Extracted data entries
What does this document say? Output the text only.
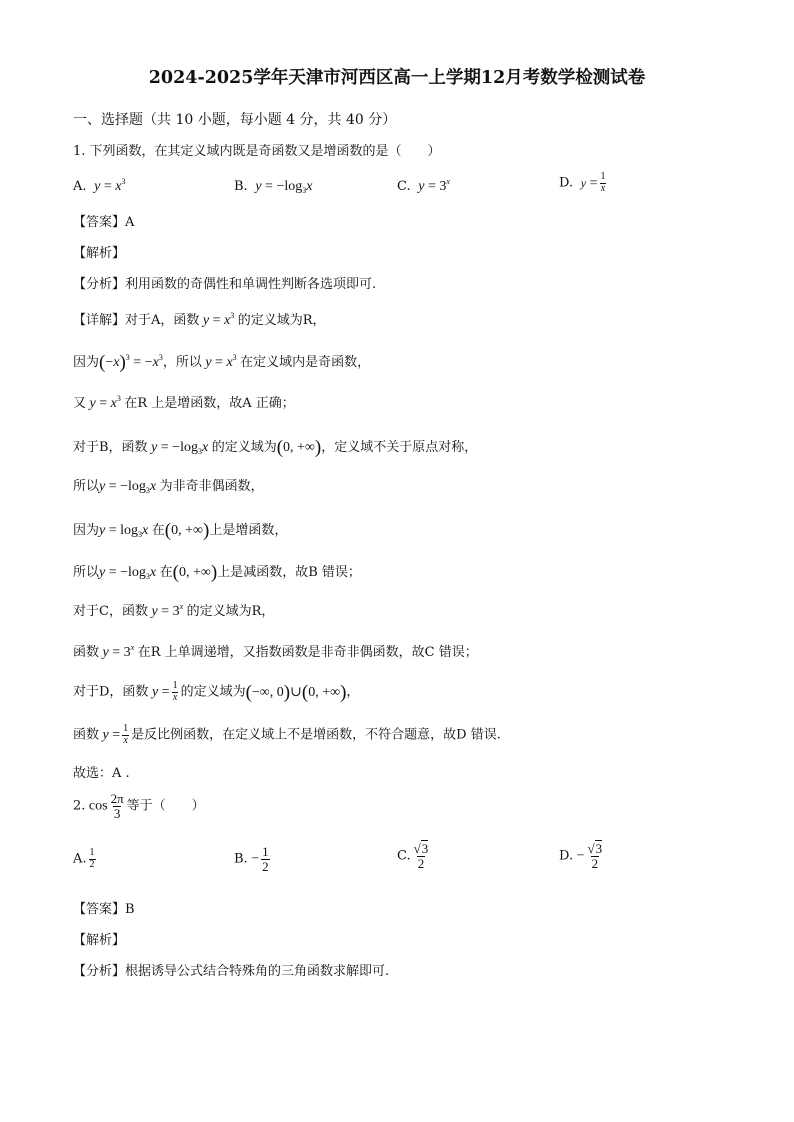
2024-2025学年天津市河西区高一上学期12月考数学检测试卷
一、选择题（共 10 小题，每小题 4 分，共 40 分）
1. 下列函数，在其定义域内既是奇函数又是增函数的是（　　）
A. $y = x^3$	B. $y = -\log_3x$	C. $y = 3^x$	D. $y = \frac{1}{x}$
【答案】A
【解析】
【分析】利用函数的奇偶性和单调性判断各选项即可.
【详解】对于A，函数 $y = x^3$ 的定义域为R，
因为$(-x)^3 = -x^3$，所以 $y = x^3$ 在定义域内是奇函数，
又 $y = x^3$ 在R 上是增函数，故A 正确；
对于B，函数 $y = -\log_3x$ 的定义域为(0, +∞)，定义域不关于原点对称，
所以$y = -\log_3x$ 为非奇非偶函数，
因为$y = \log_3x$ 在(0, +∞)上是增函数，
所以$y = -\log_3x$ 在(0, +∞)上是减函数，故B 错误；
对于C，函数 $y = 3^x$ 的定义域为R，
函数 $y = 3^x$ 在R 上单调递增，又指数函数是非奇非偶函数，故C 错误；
对于D，函数 $y = \frac{1}{x}$ 的定义域为(−∞, 0)∪(0, +∞)，
函数 $y = \frac{1}{x}$ 是反比例函数，在定义域上不是增函数，不符合题意，故D 错误.
故选：A .
2. $\cos \frac{2\pi}{3}$ 等于（　　）
A. $\frac{1}{2}$	B. − $\frac{1}{2}$	C. $\frac{√3}{2}$	D. − $\frac{√3}{2}$
【答案】B
【解析】
【分析】根据诱导公式结合特殊角的三角函数求解即可.
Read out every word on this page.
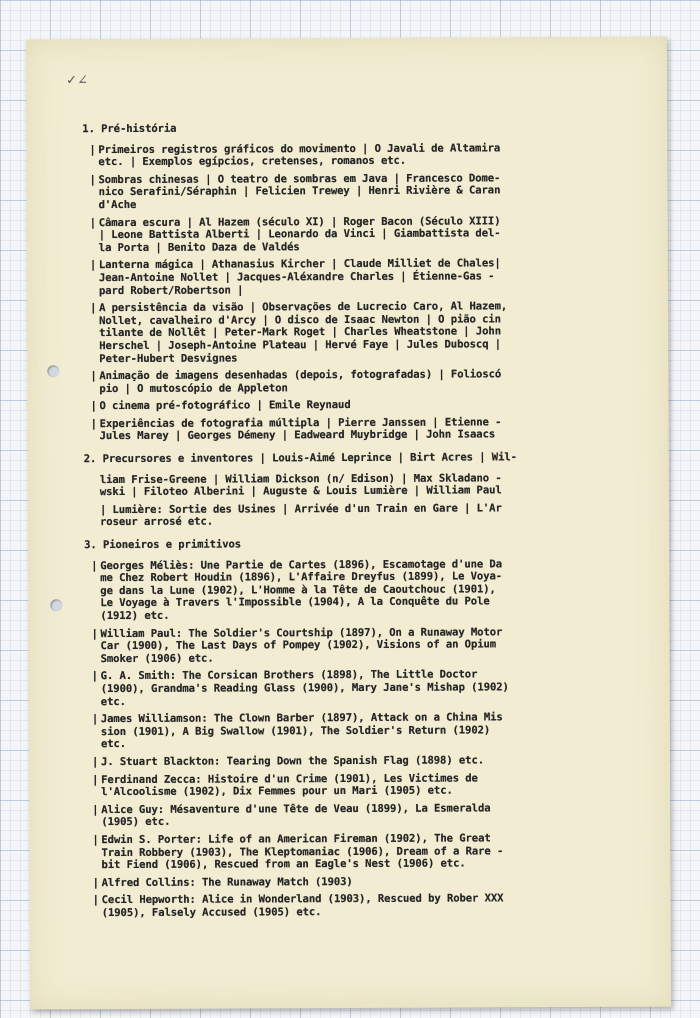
✓ ∠
1. Pré-história
| Primeiros registros gráficos do movimento | O Javali de Altamira
etc. | Exemplos egípcios, cretenses, romanos etc.
| Sombras chinesas | O teatro de sombras em Java | Francesco Dome-
nico Serafini/Séraphin | Felicien Trewey | Henri Rivière & Caran
d'Ache
| Câmara escura | Al Hazem (século XI) | Roger Bacon (Século XIII)
| Leone Battista Alberti | Leonardo da Vinci | Giambattista del-
la Porta | Benito Daza de Valdés
| Lanterna mágica | Athanasius Kircher | Claude Milliet de Chales|
Jean-Antoine Nollet | Jacques-Aléxandre Charles | Étienne-Gas -
pard Robert/Robertson |
| A persistência da visão | Observações de Lucrecio Caro, Al Hazem,
Nollet, cavalheiro d'Arcy | O disco de Isaac Newton | O pião cin
tilante de Nollêt | Peter-Mark Roget | Charles Wheatstone | John
Herschel | Joseph-Antoine Plateau | Hervé Faye | Jules Duboscq |
Peter-Hubert Desvignes
| Animação de imagens desenhadas (depois, fotografadas) | Folioscó
pio | O mutoscópio de Appleton
| O cinema pré-fotográfico | Emile Reynaud
| Experiências de fotografia múltipla | Pierre Janssen | Etienne -
Jules Marey | Georges Démeny | Eadweard Muybridge | John Isaacs
2. Precursores e inventores | Louis-Aimé Leprince | Birt Acres | Wil-
liam Frise-Greene | William Dickson (n/ Edison) | Max Skladano -
wski | Filoteo Alberini | Auguste & Louis Lumière | William Paul
| Lumière: Sortie des Usines | Arrivée d'un Train en Gare | L'Ar
roseur arrosé etc.
3. Pioneiros e primitivos
| Georges Méliès: Une Partie de Cartes (1896), Escamotage d'une Da
me Chez Robert Houdin (1896), L'Affaire Dreyfus (1899), Le Voya-
ge dans la Lune (1902), L'Homme à la Tête de Caoutchouc (1901),
Le Voyage à Travers l'Impossible (1904), A la Conquête du Pole
(1912) etc.
| William Paul: The Soldier's Courtship (1897), On a Runaway Motor
Car (1900), The Last Days of Pompey (1902), Visions of an Opium
Smoker (1906) etc.
| G. A. Smith: The Corsican Brothers (1898), The Little Doctor
(1900), Grandma's Reading Glass (1900), Mary Jane's Mishap (1902)
etc.
| James Williamson: The Clown Barber (1897), Attack on a China Mis
sion (1901), A Big Swallow (1901), The Soldier's Return (1902)
etc.
| J. Stuart Blackton: Tearing Down the Spanish Flag (1898) etc.
| Ferdinand Zecca: Histoire d'un Crime (1901), Les Victimes de
l'Alcoolisme (1902), Dix Femmes pour un Mari (1905) etc.
| Alice Guy: Mésaventure d'une Tête de Veau (1899), La Esmeralda
(1905) etc.
| Edwin S. Porter: Life of an American Fireman (1902), The Great
Train Robbery (1903), The Kleptomaniac (1906), Dream of a Rare -
bit Fiend (1906), Rescued from an Eagle's Nest (1906) etc.
| Alfred Collins: The Runaway Match (1903)
| Cecil Hepworth: Alice in Wonderland (1903), Rescued by Rober XXX
(1905), Falsely Accused (1905) etc.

» **SHORT PROBLEM**:
Output the material word for word, omitting its pictures.

» **RESULT OF THE EXERCISE**:
What does this document say? Output the text only.
2024-2025学年天津市河西区高一上学期12月考数学检测试卷
一、选择题（共 10 小题，每小题 4 分，共 40 分）
1. 下列函数，在其定义域内既是奇函数又是增函数的是（　　）
A. $y = x^3$	B. $y = -\log_3x$	C. $y = 3^x$	D. $y = \frac{1}{x}$
【答案】A
【解析】
【分析】利用函数的奇偶性和单调性判断各选项即可.
【详解】对于A，函数 $y = x^3$ 的定义域为R，
因为$(-x)^3 = -x^3$，所以 $y = x^3$ 在定义域内是奇函数，
又 $y = x^3$ 在R 上是增函数，故A 正确；
对于B，函数 $y = -\log_3x$ 的定义域为(0, +∞)，定义域不关于原点对称，
所以$y = -\log_3x$ 为非奇非偶函数，
因为$y = \log_3x$ 在(0, +∞)上是增函数，
所以$y = -\log_3x$ 在(0, +∞)上是减函数，故B 错误；
对于C，函数 $y = 3^x$ 的定义域为R，
函数 $y = 3^x$ 在R 上单调递增，又指数函数是非奇非偶函数，故C 错误；
对于D，函数 $y = \frac{1}{x}$ 的定义域为(−∞, 0)∪(0, +∞)，
函数 $y = \frac{1}{x}$ 是反比例函数，在定义域上不是增函数，不符合题意，故D 错误.
故选：A .
2. $\cos \frac{2\pi}{3}$ 等于（　　）
A. $\frac{1}{2}$	B. − $\frac{1}{2}$	C. $\frac{√3}{2}$	D. − $\frac{√3}{2}$
【答案】B
【解析】
【分析】根据诱导公式结合特殊角的三角函数求解即可.
Read out every word on this page.
✓ ∠
1. Pré-história
| Primeiros registros gráficos do movimento | O Javali de Altamira
etc. | Exemplos egípcios, cretenses, romanos etc.
| Sombras chinesas | O teatro de sombras em Java | Francesco Dome-
nico Serafini/Séraphin | Felicien Trewey | Henri Rivière & Caran
d'Ache
| Câmara escura | Al Hazem (século XI) | Roger Bacon (Século XIII)
| Leone Battista Alberti | Leonardo da Vinci | Giambattista del-
la Porta | Benito Daza de Valdés
| Lanterna mágica | Athanasius Kircher | Claude Milliet de Chales|
Jean-Antoine Nollet | Jacques-Aléxandre Charles | Étienne-Gas -
pard Robert/Robertson |
| A persistência da visão | Observações de Lucrecio Caro, Al Hazem,
Nollet, cavalheiro d'Arcy | O disco de Isaac Newton | O pião cin
tilante de Nollêt | Peter-Mark Roget | Charles Wheatstone | John
Herschel | Joseph-Antoine Plateau | Hervé Faye | Jules Duboscq |
Peter-Hubert Desvignes
| Animação de imagens desenhadas (depois, fotografadas) | Folioscó
pio | O mutoscópio de Appleton
| O cinema pré-fotográfico | Emile Reynaud
| Experiências de fotografia múltipla | Pierre Janssen | Etienne -
Jules Marey | Georges Démeny | Eadweard Muybridge | John Isaacs
2. Precursores e inventores | Louis-Aimé Leprince | Birt Acres | Wil-
liam Frise-Greene | William Dickson (n/ Edison) | Max Skladano -
wski | Filoteo Alberini | Auguste & Louis Lumière | William Paul
| Lumière: Sortie des Usines | Arrivée d'un Train en Gare | L'Ar
roseur arrosé etc.
3. Pioneiros e primitivos
| Georges Méliès: Une Partie de Cartes (1896), Escamotage d'une Da
me Chez Robert Houdin (1896), L'Affaire Dreyfus (1899), Le Voya-
ge dans la Lune (1902), L'Homme à la Tête de Caoutchouc (1901),
Le Voyage à Travers l'Impossible (1904), A la Conquête du Pole
(1912) etc.
| William Paul: The Soldier's Courtship (1897), On a Runaway Motor
Car (1900), The Last Days of Pompey (1902), Visions of an Opium
Smoker (1906) etc.
| G. A. Smith: The Corsican Brothers (1898), The Little Doctor
(1900), Grandma's Reading Glass (1900), Mary Jane's Mishap (1902)
etc.
| James Williamson: The Clown Barber (1897), Attack on a China Mis
sion (1901), A Big Swallow (1901), The Soldier's Return (1902)
etc.
| J. Stuart Blackton: Tearing Down the Spanish Flag (1898) etc.
| Ferdinand Zecca: Histoire d'un Crime (1901), Les Victimes de
l'Alcoolisme (1902), Dix Femmes pour un Mari (1905) etc.
| Alice Guy: Mésaventure d'une Tête de Veau (1899), La Esmeralda
(1905) etc.
| Edwin S. Porter: Life of an American Fireman (1902), The Great
Train Robbery (1903), The Kleptomaniac (1906), Dream of a Rare -
bit Fiend (1906), Rescued from an Eagle's Nest (1906) etc.
| Alfred Collins: The Runaway Match (1903)
| Cecil Hepworth: Alice in Wonderland (1903), Rescued by Rober XXX
(1905), Falsely Accused (1905) etc.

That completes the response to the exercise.